■ **Brief**: From the data that follows, report how many lines hold the string "America", giving only the number.

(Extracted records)

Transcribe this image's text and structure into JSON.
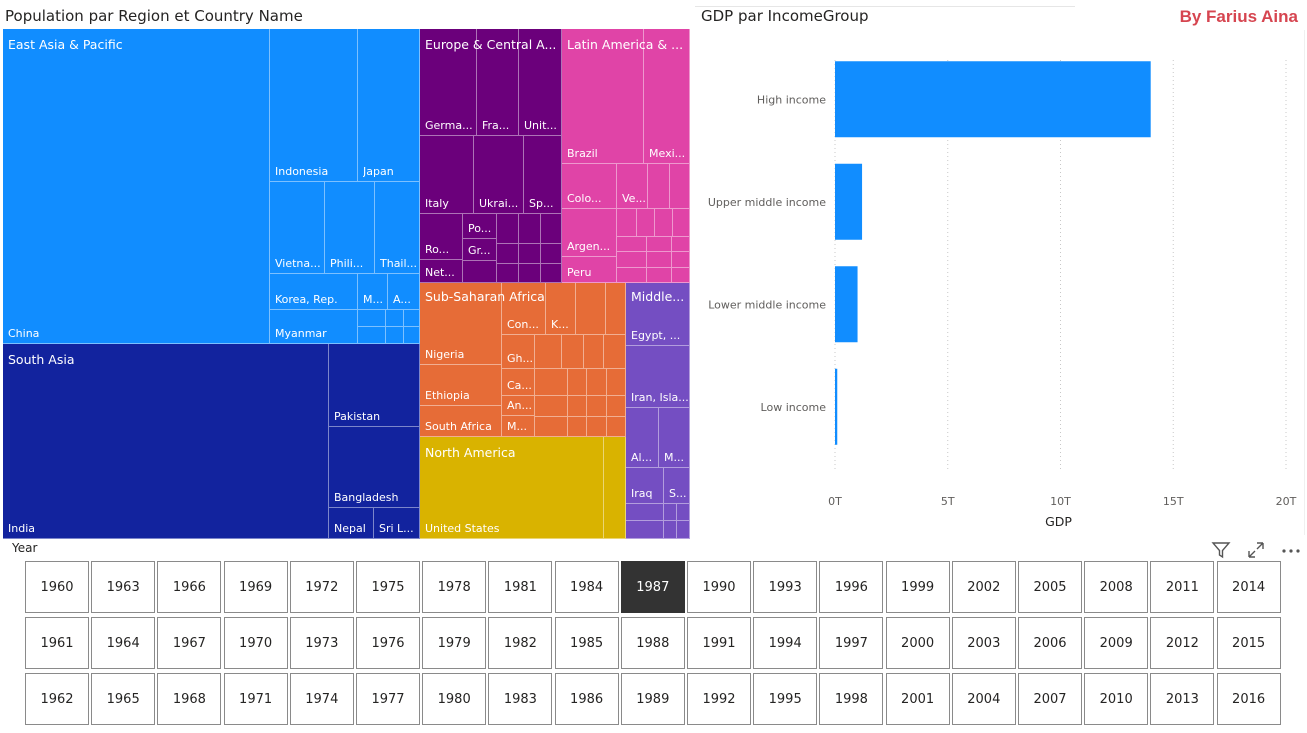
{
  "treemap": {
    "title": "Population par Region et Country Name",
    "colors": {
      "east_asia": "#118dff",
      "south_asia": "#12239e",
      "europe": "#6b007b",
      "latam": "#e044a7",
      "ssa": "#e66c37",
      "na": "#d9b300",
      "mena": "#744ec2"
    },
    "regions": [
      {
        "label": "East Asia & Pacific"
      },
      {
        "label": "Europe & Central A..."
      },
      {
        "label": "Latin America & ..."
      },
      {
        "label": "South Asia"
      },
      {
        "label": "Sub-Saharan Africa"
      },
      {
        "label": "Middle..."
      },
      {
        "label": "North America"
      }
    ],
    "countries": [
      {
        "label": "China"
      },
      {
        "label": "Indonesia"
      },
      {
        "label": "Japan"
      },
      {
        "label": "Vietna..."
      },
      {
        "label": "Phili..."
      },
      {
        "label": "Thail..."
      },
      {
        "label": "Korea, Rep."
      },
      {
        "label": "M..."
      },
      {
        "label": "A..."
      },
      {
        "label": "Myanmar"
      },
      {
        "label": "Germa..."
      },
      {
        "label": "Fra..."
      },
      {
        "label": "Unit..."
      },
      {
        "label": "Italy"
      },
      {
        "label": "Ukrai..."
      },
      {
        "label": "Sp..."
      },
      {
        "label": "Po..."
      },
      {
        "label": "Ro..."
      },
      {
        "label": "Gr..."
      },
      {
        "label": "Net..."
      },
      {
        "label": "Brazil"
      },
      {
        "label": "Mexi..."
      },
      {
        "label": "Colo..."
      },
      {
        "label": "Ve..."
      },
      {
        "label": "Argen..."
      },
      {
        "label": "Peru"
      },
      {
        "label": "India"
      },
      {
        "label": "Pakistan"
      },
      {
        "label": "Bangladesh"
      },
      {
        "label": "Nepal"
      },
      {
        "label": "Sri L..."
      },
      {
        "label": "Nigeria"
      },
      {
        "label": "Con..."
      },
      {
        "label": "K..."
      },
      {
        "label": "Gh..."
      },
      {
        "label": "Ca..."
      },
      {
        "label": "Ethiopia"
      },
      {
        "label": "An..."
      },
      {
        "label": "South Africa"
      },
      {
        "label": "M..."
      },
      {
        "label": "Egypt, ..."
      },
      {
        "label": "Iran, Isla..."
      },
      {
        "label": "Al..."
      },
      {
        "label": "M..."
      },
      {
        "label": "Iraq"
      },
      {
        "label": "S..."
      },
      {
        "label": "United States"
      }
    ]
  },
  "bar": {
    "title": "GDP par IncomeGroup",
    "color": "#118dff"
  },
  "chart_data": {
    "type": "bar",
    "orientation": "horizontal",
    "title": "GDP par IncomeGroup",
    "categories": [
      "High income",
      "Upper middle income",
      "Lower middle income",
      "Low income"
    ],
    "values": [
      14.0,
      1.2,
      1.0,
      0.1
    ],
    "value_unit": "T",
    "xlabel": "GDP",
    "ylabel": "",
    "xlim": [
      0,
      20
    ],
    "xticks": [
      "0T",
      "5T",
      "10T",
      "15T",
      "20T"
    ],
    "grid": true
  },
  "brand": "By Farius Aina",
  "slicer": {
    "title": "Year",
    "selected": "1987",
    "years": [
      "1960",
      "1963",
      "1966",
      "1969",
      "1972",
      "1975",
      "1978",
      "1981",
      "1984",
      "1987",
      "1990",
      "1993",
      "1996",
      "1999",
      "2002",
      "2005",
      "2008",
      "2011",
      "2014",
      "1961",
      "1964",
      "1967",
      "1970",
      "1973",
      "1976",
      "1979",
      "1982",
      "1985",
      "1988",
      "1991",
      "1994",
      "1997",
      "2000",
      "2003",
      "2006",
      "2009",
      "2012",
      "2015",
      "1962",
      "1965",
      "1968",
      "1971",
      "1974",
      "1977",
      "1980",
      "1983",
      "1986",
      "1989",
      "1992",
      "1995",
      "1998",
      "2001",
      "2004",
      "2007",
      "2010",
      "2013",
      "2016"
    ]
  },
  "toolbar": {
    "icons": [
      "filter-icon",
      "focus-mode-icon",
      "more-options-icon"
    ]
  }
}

■ **Full output**: 2